[Dataset items]
--------------------

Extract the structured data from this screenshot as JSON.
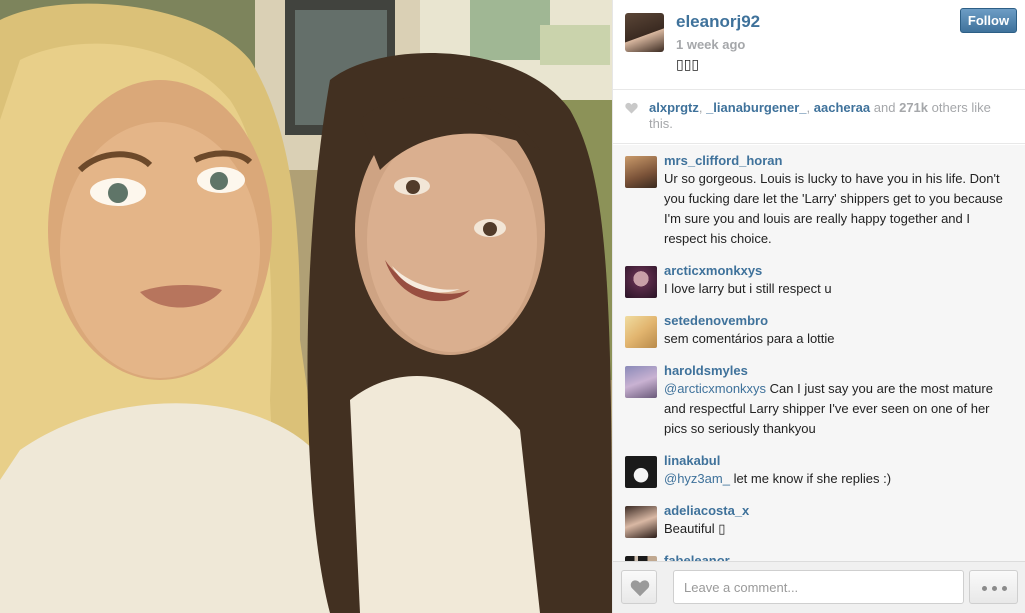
{
  "post": {
    "username": "eleanorj92",
    "time": "1 week ago",
    "caption": "▯▯▯",
    "follow_label": "Follow"
  },
  "likes": {
    "users": [
      "alxprgtz",
      "_lianaburgener_",
      "aacheraa"
    ],
    "and_text": "and",
    "count": "271k",
    "suffix": "others like this."
  },
  "comments": [
    {
      "user": "mrs_clifford_horan",
      "text": "Ur so gorgeous. Louis is lucky to have you in his life. Don't you fucking dare let the 'Larry' shippers get to you because I'm sure you and louis are really happy together and I respect his choice.",
      "mention": ""
    },
    {
      "user": "arcticxmonkxys",
      "text": "I love larry but i still respect u",
      "mention": ""
    },
    {
      "user": "setedenovembro",
      "text": "sem comentários para a lottie",
      "mention": ""
    },
    {
      "user": "haroldsmyles",
      "mention": "@arcticxmonkxys",
      "text": " Can I just say you are the most mature and respectful Larry shipper I've ever seen on one of her pics so seriously thankyou"
    },
    {
      "user": "linakabul",
      "mention": "@hyz3am_",
      "text": " let me know if she replies :)"
    },
    {
      "user": "adeliacosta_x",
      "text": "Beautiful ▯",
      "mention": ""
    },
    {
      "user": "fabeleanor",
      "text": "",
      "mention": ""
    }
  ],
  "composer": {
    "placeholder": "Leave a comment..."
  },
  "colors": {
    "link": "#3f729b",
    "muted": "#a5a7aa",
    "comments_bg": "#f6f6f6"
  },
  "icons": [
    "heart-icon",
    "more-dots-icon"
  ]
}
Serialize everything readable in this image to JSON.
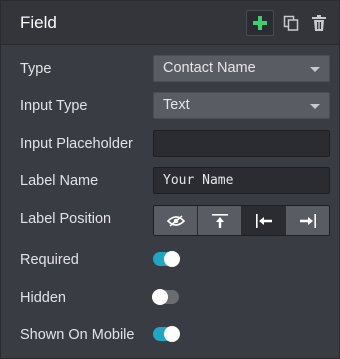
{
  "header": {
    "title": "Field",
    "add_icon": "plus-icon",
    "copy_icon": "copy-icon",
    "trash_icon": "trash-icon",
    "accent": "#3ecf6e"
  },
  "fields": {
    "type": {
      "label": "Type",
      "value": "Contact Name"
    },
    "input_type": {
      "label": "Input Type",
      "value": "Text"
    },
    "input_placeholder": {
      "label": "Input Placeholder",
      "value": ""
    },
    "label_name": {
      "label": "Label Name",
      "value": "Your Name"
    },
    "label_position": {
      "label": "Label Position",
      "options": [
        "hidden-eye-icon",
        "top-arrow-icon",
        "left-arrow-icon",
        "right-arrow-icon"
      ],
      "selected_index": 2
    },
    "required": {
      "label": "Required",
      "checked": true
    },
    "hidden": {
      "label": "Hidden",
      "checked": false
    },
    "shown_on_mobile": {
      "label": "Shown On Mobile",
      "checked": true
    }
  },
  "colors": {
    "toggle_on": "#1fa6c4",
    "toggle_off": "#6a6c72",
    "panel": "#3a3c43"
  }
}
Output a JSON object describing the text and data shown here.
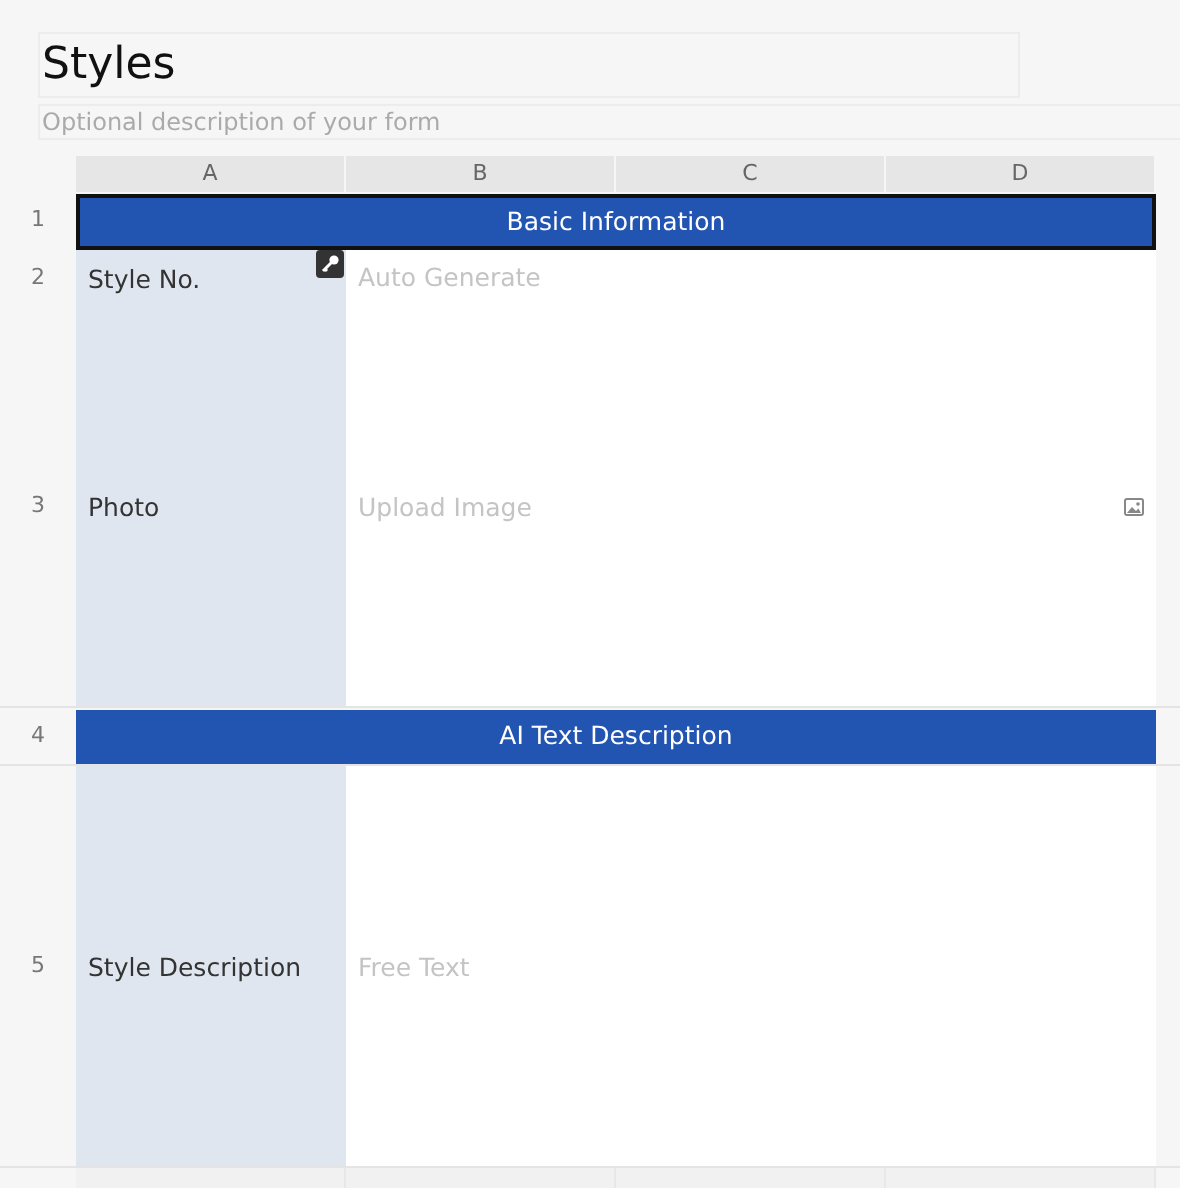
{
  "form": {
    "title": "Styles",
    "description_placeholder": "Optional description of your form"
  },
  "columns": [
    "A",
    "B",
    "C",
    "D"
  ],
  "rows": [
    {
      "number": "1",
      "kind": "section",
      "title": "Basic Information",
      "selected": true
    },
    {
      "number": "2",
      "kind": "auto",
      "label": "Style No.",
      "placeholder": "Auto Generate",
      "tall": false
    },
    {
      "number": "3",
      "kind": "image",
      "label": "Photo",
      "placeholder": "Upload Image",
      "tall": true
    },
    {
      "number": "4",
      "kind": "section",
      "title": "AI Text Description",
      "selected": false
    },
    {
      "number": "5",
      "kind": "text",
      "label": "Style Description",
      "placeholder": "Free Text",
      "tall": true
    }
  ]
}
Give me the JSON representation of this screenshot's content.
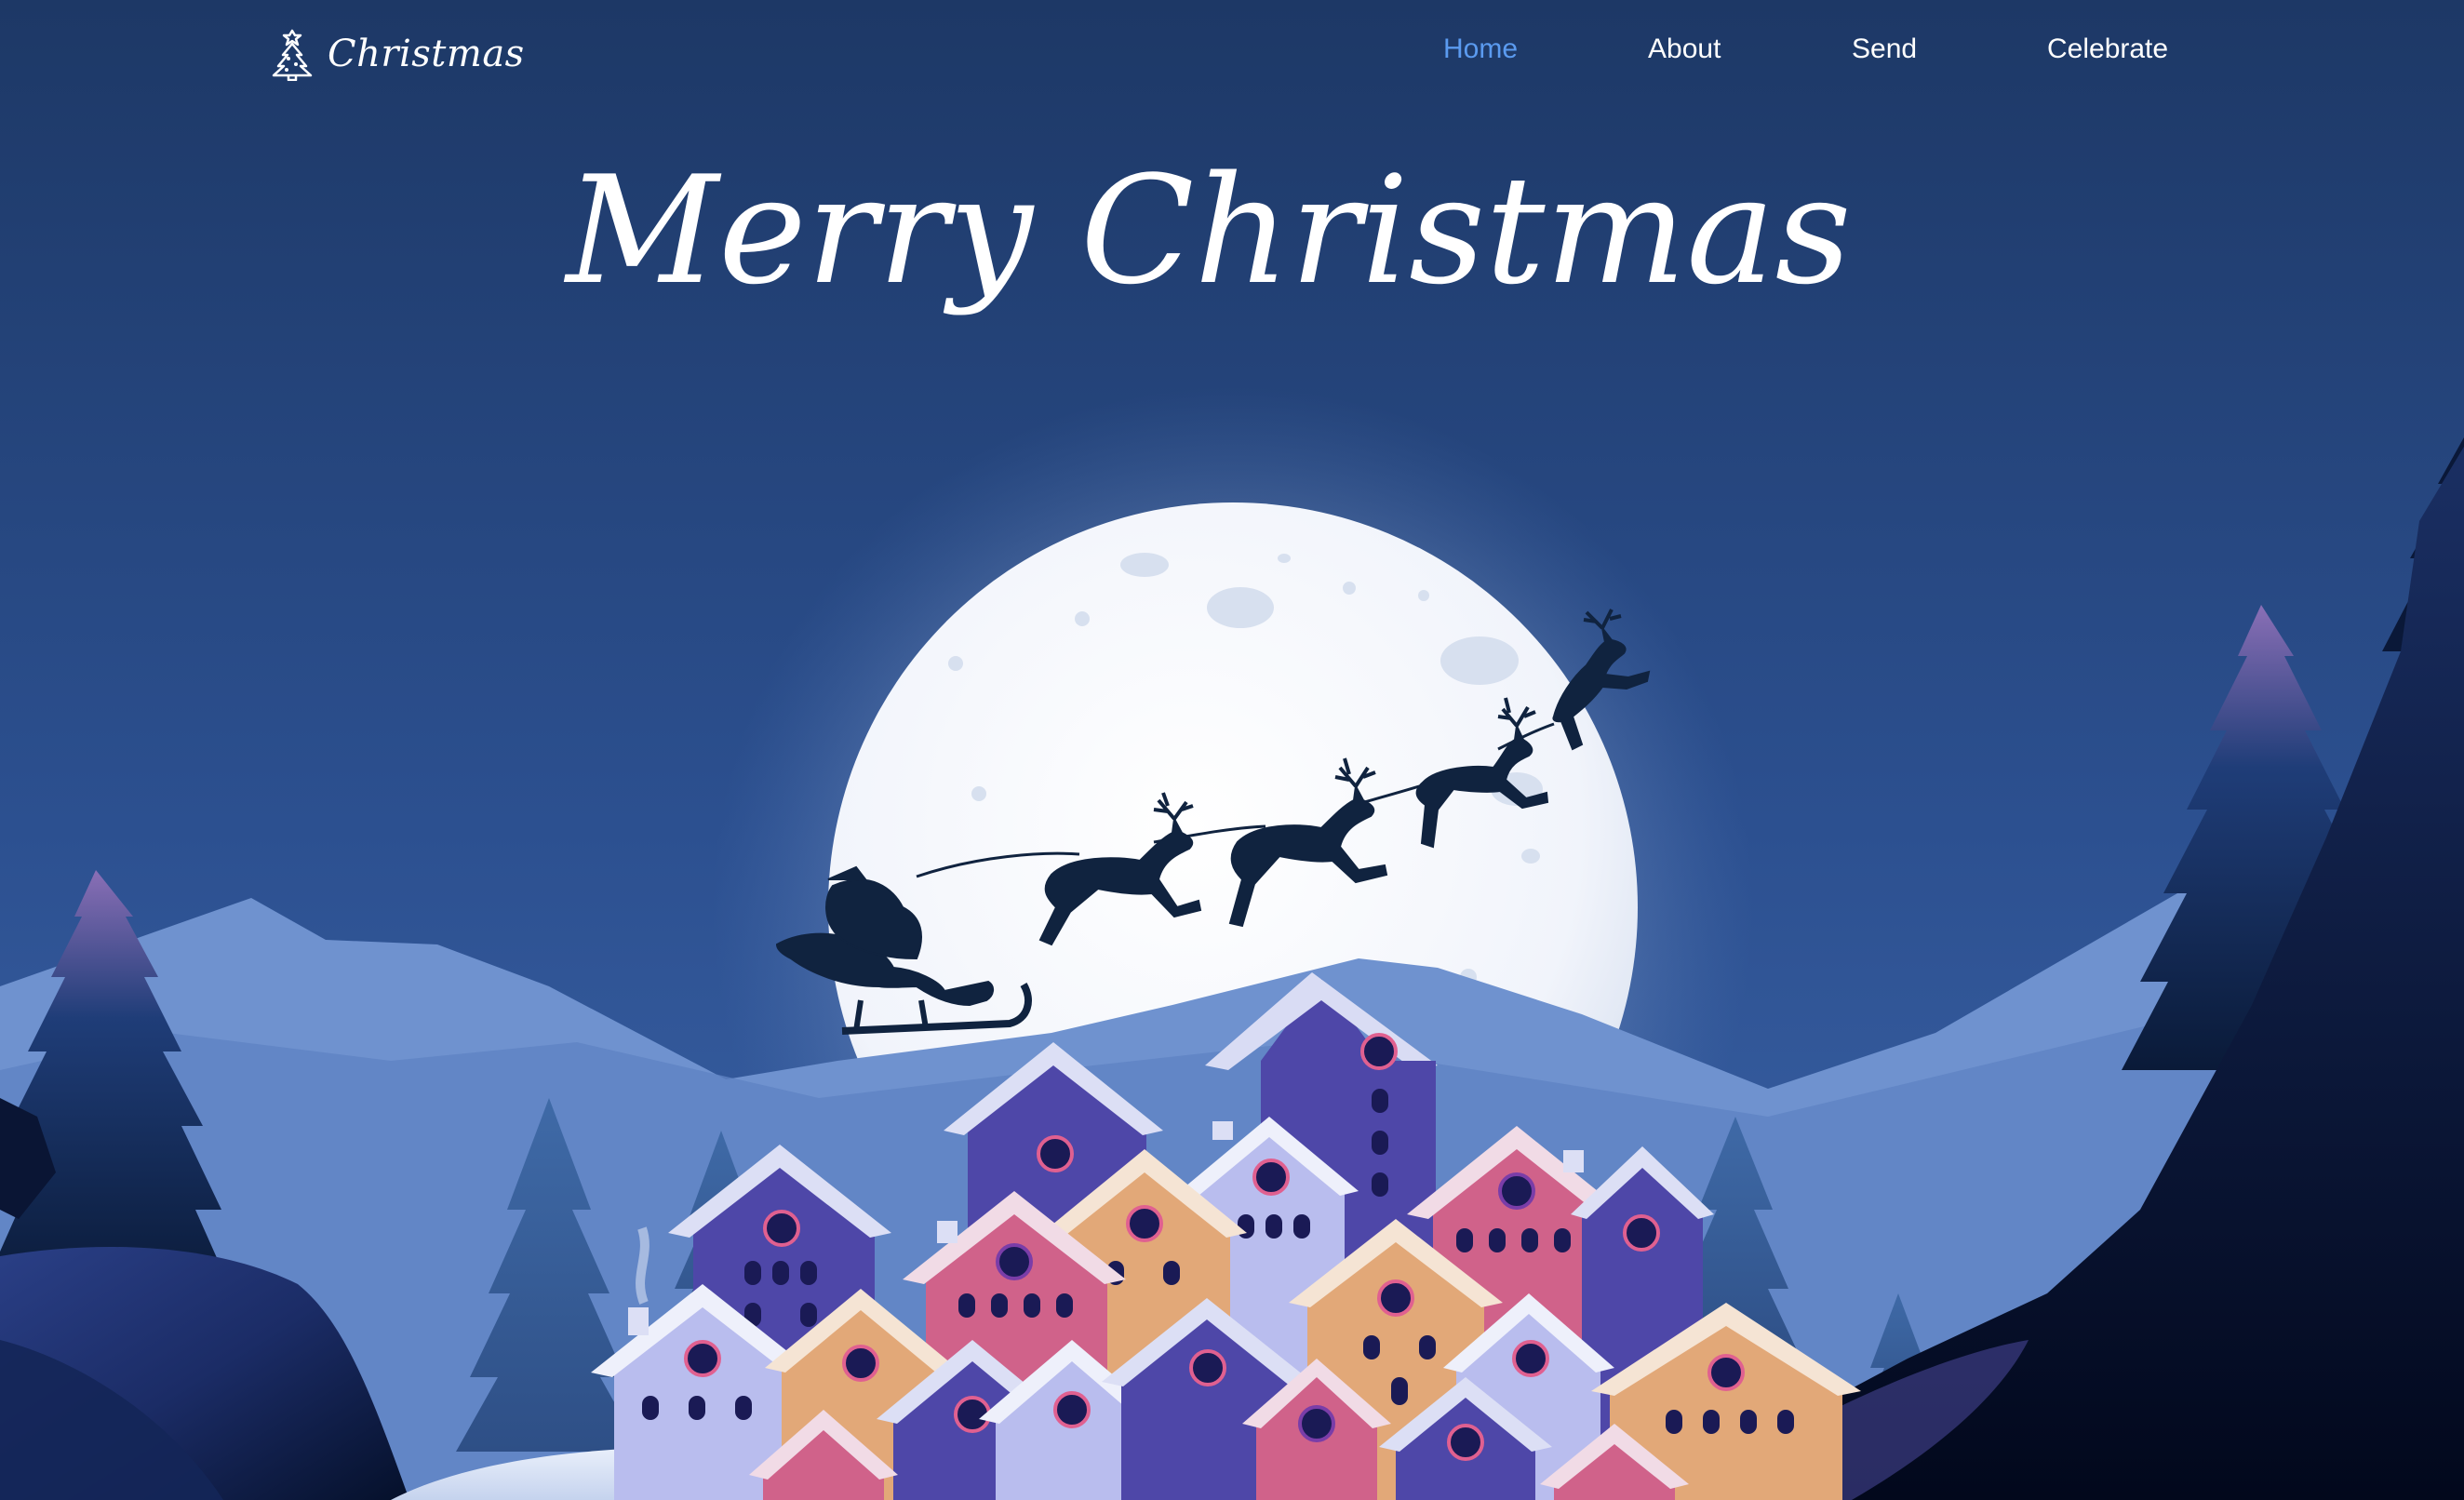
{
  "nav": {
    "brand_label": "Christmas",
    "brand_icon": "christmas-tree-icon",
    "links": [
      {
        "label": "Home",
        "active": true
      },
      {
        "label": "About",
        "active": false
      },
      {
        "label": "Send",
        "active": false
      },
      {
        "label": "Celebrate",
        "active": false
      }
    ]
  },
  "hero": {
    "title": "Merry Christmas"
  },
  "colors": {
    "sky_top": "#1e3a68",
    "sky_bottom": "#3d64a8",
    "active_link": "#5b9bf0",
    "moon": "#f4f7fc",
    "silhouette": "#10233f"
  }
}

--------------------

> **Directions**
Apart from the pictures, the entries above are to be repeated in full and exactly.

> **Written solution**
Extract the structured data from this screenshot as JSON.
{
  "post": {
    "username": "eleanorj92",
    "time": "1 week ago",
    "caption": "▯▯▯",
    "follow_label": "Follow"
  },
  "likes": {
    "users": [
      "alxprgtz",
      "_lianaburgener_",
      "aacheraa"
    ],
    "and_text": "and",
    "count": "271k",
    "suffix": "others like this."
  },
  "comments": [
    {
      "user": "mrs_clifford_horan",
      "text": "Ur so gorgeous. Louis is lucky to have you in his life. Don't you fucking dare let the 'Larry' shippers get to you because I'm sure you and louis are really happy together and I respect his choice.",
      "mention": ""
    },
    {
      "user": "arcticxmonkxys",
      "text": "I love larry but i still respect u",
      "mention": ""
    },
    {
      "user": "setedenovembro",
      "text": "sem comentários para a lottie",
      "mention": ""
    },
    {
      "user": "haroldsmyles",
      "mention": "@arcticxmonkxys",
      "text": " Can I just say you are the most mature and respectful Larry shipper I've ever seen on one of her pics so seriously thankyou"
    },
    {
      "user": "linakabul",
      "mention": "@hyz3am_",
      "text": " let me know if she replies :)"
    },
    {
      "user": "adeliacosta_x",
      "text": "Beautiful ▯",
      "mention": ""
    },
    {
      "user": "fabeleanor",
      "text": "",
      "mention": ""
    }
  ],
  "composer": {
    "placeholder": "Leave a comment..."
  },
  "colors": {
    "link": "#3f729b",
    "muted": "#a5a7aa",
    "comments_bg": "#f6f6f6"
  },
  "icons": [
    "heart-icon",
    "more-dots-icon"
  ]
}
Serialize everything readable in this image to JSON.
{
  "header": {
    "title": "Field",
    "add_icon": "plus-icon",
    "copy_icon": "copy-icon",
    "trash_icon": "trash-icon",
    "accent": "#3ecf6e"
  },
  "fields": {
    "type": {
      "label": "Type",
      "value": "Contact Name"
    },
    "input_type": {
      "label": "Input Type",
      "value": "Text"
    },
    "input_placeholder": {
      "label": "Input Placeholder",
      "value": ""
    },
    "label_name": {
      "label": "Label Name",
      "value": "Your Name"
    },
    "label_position": {
      "label": "Label Position",
      "options": [
        "hidden-eye-icon",
        "top-arrow-icon",
        "left-arrow-icon",
        "right-arrow-icon"
      ],
      "selected_index": 2
    },
    "required": {
      "label": "Required",
      "checked": true
    },
    "hidden": {
      "label": "Hidden",
      "checked": false
    },
    "shown_on_mobile": {
      "label": "Shown On Mobile",
      "checked": true
    }
  },
  "colors": {
    "toggle_on": "#1fa6c4",
    "toggle_off": "#6a6c72",
    "panel": "#3a3c43"
  }
}
Output a JSON object describing the text and data shown here.
{
  "form": {
    "title": "Styles",
    "description_placeholder": "Optional description of your form"
  },
  "columns": [
    "A",
    "B",
    "C",
    "D"
  ],
  "rows": [
    {
      "number": "1",
      "kind": "section",
      "title": "Basic Information",
      "selected": true
    },
    {
      "number": "2",
      "kind": "auto",
      "label": "Style No.",
      "placeholder": "Auto Generate",
      "tall": false
    },
    {
      "number": "3",
      "kind": "image",
      "label": "Photo",
      "placeholder": "Upload Image",
      "tall": true
    },
    {
      "number": "4",
      "kind": "section",
      "title": "AI Text Description",
      "selected": false
    },
    {
      "number": "5",
      "kind": "text",
      "label": "Style Description",
      "placeholder": "Free Text",
      "tall": true
    }
  ]
}
Give me the JSON representation of this screenshot's content.
{
  "nav": {
    "brand_label": "Christmas",
    "brand_icon": "christmas-tree-icon",
    "links": [
      {
        "label": "Home",
        "active": true
      },
      {
        "label": "About",
        "active": false
      },
      {
        "label": "Send",
        "active": false
      },
      {
        "label": "Celebrate",
        "active": false
      }
    ]
  },
  "hero": {
    "title": "Merry Christmas"
  },
  "colors": {
    "sky_top": "#1e3a68",
    "sky_bottom": "#3d64a8",
    "active_link": "#5b9bf0",
    "moon": "#f4f7fc",
    "silhouette": "#10233f"
  }
}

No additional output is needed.